§ GIVEN INSTRUCTION
Retype, character for character, the stretch from the start of the records through the line containing "cell-r7c3[interactable]: 7 xyxy=(76,242,106,277)", with both ends included and nothing else.

[start]

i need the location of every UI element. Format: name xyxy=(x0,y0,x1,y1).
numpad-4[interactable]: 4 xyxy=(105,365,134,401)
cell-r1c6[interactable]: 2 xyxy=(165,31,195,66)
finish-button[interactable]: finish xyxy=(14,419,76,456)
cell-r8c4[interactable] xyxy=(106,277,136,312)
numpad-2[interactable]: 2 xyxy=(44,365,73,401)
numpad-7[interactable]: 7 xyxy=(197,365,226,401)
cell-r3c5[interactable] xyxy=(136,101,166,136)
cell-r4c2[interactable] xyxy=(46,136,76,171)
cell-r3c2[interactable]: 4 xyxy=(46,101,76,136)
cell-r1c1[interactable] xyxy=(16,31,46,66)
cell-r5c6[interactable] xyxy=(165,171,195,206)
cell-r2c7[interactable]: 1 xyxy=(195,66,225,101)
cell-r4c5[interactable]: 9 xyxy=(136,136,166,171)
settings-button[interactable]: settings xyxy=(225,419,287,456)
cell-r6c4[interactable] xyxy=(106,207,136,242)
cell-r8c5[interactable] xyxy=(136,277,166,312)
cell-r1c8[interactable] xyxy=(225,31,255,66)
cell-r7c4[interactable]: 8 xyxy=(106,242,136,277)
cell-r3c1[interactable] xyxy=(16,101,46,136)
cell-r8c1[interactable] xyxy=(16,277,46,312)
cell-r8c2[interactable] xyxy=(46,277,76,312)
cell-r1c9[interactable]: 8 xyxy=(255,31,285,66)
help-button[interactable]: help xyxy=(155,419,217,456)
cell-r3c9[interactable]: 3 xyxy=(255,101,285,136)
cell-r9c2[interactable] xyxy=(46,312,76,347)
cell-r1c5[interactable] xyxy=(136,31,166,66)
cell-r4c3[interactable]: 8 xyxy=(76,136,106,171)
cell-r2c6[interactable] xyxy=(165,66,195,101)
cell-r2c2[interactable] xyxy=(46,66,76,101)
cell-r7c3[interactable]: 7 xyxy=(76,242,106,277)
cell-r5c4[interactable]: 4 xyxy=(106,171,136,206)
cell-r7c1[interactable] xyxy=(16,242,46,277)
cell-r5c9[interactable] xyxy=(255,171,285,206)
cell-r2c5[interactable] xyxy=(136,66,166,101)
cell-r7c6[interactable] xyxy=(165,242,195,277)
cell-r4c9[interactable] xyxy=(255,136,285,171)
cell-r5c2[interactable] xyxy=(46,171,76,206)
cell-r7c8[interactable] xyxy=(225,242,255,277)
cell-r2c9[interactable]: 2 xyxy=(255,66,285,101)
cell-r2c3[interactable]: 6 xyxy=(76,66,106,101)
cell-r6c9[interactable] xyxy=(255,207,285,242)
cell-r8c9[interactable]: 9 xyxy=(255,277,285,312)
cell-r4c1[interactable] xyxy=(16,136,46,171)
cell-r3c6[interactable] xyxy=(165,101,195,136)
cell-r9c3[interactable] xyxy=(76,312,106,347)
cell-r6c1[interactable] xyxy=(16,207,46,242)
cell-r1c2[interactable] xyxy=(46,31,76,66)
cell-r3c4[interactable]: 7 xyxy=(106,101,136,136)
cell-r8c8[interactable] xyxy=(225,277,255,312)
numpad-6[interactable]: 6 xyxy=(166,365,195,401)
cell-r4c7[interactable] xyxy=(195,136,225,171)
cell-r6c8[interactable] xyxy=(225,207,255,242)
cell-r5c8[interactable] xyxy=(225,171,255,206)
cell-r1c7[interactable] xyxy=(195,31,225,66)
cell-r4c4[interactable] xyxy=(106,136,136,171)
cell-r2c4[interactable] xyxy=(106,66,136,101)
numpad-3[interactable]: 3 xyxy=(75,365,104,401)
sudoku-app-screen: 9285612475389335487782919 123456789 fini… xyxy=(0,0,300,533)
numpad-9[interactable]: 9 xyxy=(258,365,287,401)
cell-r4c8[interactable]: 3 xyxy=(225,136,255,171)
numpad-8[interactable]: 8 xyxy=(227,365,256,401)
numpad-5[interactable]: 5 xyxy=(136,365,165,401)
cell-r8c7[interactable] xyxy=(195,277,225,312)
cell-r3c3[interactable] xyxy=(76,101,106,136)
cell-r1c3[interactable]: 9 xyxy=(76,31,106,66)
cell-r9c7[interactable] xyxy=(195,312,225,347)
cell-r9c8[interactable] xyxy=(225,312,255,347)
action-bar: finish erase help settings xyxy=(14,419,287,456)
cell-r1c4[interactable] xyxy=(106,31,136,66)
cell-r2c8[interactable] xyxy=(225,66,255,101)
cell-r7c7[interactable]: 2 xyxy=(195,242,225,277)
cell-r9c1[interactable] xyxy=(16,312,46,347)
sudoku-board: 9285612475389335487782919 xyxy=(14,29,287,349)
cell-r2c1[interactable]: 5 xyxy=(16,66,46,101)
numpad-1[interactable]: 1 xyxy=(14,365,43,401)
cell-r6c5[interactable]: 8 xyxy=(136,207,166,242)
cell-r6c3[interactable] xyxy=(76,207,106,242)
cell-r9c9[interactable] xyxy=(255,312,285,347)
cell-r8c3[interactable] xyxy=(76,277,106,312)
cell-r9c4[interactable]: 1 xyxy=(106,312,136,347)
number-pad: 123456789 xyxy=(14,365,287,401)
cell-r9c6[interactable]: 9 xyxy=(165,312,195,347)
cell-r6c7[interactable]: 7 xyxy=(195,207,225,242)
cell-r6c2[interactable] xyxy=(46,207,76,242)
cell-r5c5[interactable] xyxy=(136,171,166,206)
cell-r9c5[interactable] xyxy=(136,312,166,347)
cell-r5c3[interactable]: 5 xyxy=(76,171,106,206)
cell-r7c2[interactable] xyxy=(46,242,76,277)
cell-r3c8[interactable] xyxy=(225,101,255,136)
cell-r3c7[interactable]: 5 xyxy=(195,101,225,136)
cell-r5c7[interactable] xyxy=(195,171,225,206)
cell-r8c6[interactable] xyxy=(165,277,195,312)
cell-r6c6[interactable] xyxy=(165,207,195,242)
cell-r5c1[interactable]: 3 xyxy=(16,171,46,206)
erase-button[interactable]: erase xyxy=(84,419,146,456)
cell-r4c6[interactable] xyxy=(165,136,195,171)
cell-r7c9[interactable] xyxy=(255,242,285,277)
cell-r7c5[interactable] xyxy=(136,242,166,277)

[end]

§ FULL ANSWER
i need the location of every UI element. Format: name xyxy=(x0,y0,x1,y1).
numpad-4[interactable]: 4 xyxy=(105,365,134,401)
cell-r1c6[interactable]: 2 xyxy=(165,31,195,66)
finish-button[interactable]: finish xyxy=(14,419,76,456)
cell-r8c4[interactable] xyxy=(106,277,136,312)
numpad-2[interactable]: 2 xyxy=(44,365,73,401)
numpad-7[interactable]: 7 xyxy=(197,365,226,401)
cell-r3c5[interactable] xyxy=(136,101,166,136)
cell-r4c2[interactable] xyxy=(46,136,76,171)
cell-r3c2[interactable]: 4 xyxy=(46,101,76,136)
cell-r1c1[interactable] xyxy=(16,31,46,66)
cell-r5c6[interactable] xyxy=(165,171,195,206)
cell-r2c7[interactable]: 1 xyxy=(195,66,225,101)
cell-r4c5[interactable]: 9 xyxy=(136,136,166,171)
settings-button[interactable]: settings xyxy=(225,419,287,456)
cell-r6c4[interactable] xyxy=(106,207,136,242)
cell-r8c5[interactable] xyxy=(136,277,166,312)
cell-r1c8[interactable] xyxy=(225,31,255,66)
cell-r7c4[interactable]: 8 xyxy=(106,242,136,277)
cell-r3c1[interactable] xyxy=(16,101,46,136)
cell-r8c1[interactable] xyxy=(16,277,46,312)
cell-r8c2[interactable] xyxy=(46,277,76,312)
cell-r1c9[interactable]: 8 xyxy=(255,31,285,66)
help-button[interactable]: help xyxy=(155,419,217,456)
cell-r3c9[interactable]: 3 xyxy=(255,101,285,136)
cell-r9c2[interactable] xyxy=(46,312,76,347)
cell-r1c5[interactable] xyxy=(136,31,166,66)
cell-r4c3[interactable]: 8 xyxy=(76,136,106,171)
cell-r2c6[interactable] xyxy=(165,66,195,101)
cell-r2c2[interactable] xyxy=(46,66,76,101)
cell-r7c3[interactable]: 7 xyxy=(76,242,106,277)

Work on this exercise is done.